Items from a figure collection
◆ ◆ ◆ ◆

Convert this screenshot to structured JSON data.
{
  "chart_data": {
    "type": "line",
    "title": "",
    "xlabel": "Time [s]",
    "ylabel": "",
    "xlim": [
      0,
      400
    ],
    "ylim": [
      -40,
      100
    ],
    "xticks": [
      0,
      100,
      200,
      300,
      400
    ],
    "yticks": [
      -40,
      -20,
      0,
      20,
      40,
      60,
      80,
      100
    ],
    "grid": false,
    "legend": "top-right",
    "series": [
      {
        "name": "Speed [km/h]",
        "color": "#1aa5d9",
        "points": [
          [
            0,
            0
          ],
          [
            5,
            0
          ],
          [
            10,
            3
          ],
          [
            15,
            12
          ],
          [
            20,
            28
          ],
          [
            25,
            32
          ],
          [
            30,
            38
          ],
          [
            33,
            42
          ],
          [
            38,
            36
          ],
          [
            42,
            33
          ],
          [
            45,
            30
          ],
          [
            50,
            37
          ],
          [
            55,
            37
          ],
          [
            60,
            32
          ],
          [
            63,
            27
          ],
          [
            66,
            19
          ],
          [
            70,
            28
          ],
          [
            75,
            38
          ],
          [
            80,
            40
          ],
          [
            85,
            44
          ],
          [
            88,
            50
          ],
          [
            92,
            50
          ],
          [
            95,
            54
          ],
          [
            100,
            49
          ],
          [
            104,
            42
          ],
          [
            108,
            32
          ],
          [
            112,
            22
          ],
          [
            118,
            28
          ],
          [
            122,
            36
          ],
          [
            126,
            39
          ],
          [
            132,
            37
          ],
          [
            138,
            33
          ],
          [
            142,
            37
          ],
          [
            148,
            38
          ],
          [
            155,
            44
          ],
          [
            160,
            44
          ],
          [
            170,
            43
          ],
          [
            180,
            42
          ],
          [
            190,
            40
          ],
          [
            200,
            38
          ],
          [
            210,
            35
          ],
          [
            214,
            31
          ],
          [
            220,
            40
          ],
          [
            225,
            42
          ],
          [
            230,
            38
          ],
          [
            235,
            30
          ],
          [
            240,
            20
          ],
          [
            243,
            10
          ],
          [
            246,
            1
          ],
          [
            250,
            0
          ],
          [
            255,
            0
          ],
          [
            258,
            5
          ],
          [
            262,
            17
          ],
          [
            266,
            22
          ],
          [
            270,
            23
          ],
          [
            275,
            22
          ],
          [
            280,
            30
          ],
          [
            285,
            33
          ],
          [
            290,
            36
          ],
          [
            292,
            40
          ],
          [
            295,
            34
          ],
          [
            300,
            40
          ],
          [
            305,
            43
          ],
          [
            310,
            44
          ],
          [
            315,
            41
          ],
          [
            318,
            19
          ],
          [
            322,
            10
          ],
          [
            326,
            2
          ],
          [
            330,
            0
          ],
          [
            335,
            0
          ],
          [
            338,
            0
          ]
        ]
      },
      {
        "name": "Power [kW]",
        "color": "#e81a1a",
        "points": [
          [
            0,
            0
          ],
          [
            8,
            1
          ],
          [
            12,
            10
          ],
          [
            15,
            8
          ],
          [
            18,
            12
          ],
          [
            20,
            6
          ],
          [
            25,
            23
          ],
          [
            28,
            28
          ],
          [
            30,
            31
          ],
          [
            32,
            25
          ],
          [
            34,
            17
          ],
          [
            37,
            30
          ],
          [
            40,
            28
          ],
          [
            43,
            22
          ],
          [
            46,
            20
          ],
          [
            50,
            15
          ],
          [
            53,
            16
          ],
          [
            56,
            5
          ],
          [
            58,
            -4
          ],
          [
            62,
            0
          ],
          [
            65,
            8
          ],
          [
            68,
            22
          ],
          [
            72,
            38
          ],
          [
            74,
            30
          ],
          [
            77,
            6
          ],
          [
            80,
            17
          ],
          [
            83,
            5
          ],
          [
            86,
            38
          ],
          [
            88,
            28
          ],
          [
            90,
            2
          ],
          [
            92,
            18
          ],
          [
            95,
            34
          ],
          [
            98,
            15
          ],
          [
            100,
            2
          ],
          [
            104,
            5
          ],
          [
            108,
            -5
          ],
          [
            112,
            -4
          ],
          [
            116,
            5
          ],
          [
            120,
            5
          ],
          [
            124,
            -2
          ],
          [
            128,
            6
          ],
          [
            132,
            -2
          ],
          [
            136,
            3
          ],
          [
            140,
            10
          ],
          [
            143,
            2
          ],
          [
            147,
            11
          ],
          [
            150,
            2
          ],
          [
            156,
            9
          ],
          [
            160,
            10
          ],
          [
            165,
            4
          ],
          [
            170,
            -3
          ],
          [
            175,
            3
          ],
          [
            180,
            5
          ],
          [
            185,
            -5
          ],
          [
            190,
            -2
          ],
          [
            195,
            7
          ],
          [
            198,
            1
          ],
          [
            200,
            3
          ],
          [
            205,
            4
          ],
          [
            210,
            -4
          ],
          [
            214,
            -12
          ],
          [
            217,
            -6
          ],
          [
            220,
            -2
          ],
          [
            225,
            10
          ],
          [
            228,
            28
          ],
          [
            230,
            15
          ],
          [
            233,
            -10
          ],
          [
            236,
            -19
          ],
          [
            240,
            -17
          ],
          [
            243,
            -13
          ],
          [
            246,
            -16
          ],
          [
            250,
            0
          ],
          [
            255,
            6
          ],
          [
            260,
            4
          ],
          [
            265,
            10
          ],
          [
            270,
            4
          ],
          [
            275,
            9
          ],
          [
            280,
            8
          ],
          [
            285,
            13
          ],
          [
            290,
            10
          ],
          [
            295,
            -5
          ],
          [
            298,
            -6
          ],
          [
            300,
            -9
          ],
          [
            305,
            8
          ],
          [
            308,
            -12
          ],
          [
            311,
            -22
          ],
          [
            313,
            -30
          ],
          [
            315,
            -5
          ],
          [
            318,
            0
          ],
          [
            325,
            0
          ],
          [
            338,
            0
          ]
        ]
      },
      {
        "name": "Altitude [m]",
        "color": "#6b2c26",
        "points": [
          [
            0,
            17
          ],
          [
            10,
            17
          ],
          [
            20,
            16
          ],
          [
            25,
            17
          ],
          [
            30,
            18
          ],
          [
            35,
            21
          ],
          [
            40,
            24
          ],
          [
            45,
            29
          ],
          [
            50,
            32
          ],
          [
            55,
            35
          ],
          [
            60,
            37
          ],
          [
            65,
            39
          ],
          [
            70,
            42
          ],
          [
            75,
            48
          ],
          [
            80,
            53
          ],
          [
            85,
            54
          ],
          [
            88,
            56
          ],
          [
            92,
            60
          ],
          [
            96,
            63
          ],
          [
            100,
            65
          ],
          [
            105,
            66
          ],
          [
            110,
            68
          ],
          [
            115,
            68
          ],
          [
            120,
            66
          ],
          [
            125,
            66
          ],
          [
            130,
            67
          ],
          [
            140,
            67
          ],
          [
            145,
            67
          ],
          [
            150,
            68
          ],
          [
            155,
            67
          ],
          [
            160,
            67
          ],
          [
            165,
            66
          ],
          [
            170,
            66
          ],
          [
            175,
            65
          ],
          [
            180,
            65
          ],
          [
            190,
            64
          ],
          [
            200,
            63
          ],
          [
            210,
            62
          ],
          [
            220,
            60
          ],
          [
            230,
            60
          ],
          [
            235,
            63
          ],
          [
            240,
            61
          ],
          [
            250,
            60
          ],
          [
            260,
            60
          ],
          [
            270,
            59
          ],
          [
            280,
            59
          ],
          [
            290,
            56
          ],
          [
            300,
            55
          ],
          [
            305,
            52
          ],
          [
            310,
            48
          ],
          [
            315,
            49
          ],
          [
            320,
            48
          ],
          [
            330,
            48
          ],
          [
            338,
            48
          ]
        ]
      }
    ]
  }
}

◆ ◆ ◆ ◆

From the listing above, pick out each line where the word "color" appears.

*Problem solution*.
        "color": "#1aa5d9",
        "color": "#e81a1a",
        "color": "#6b2c26",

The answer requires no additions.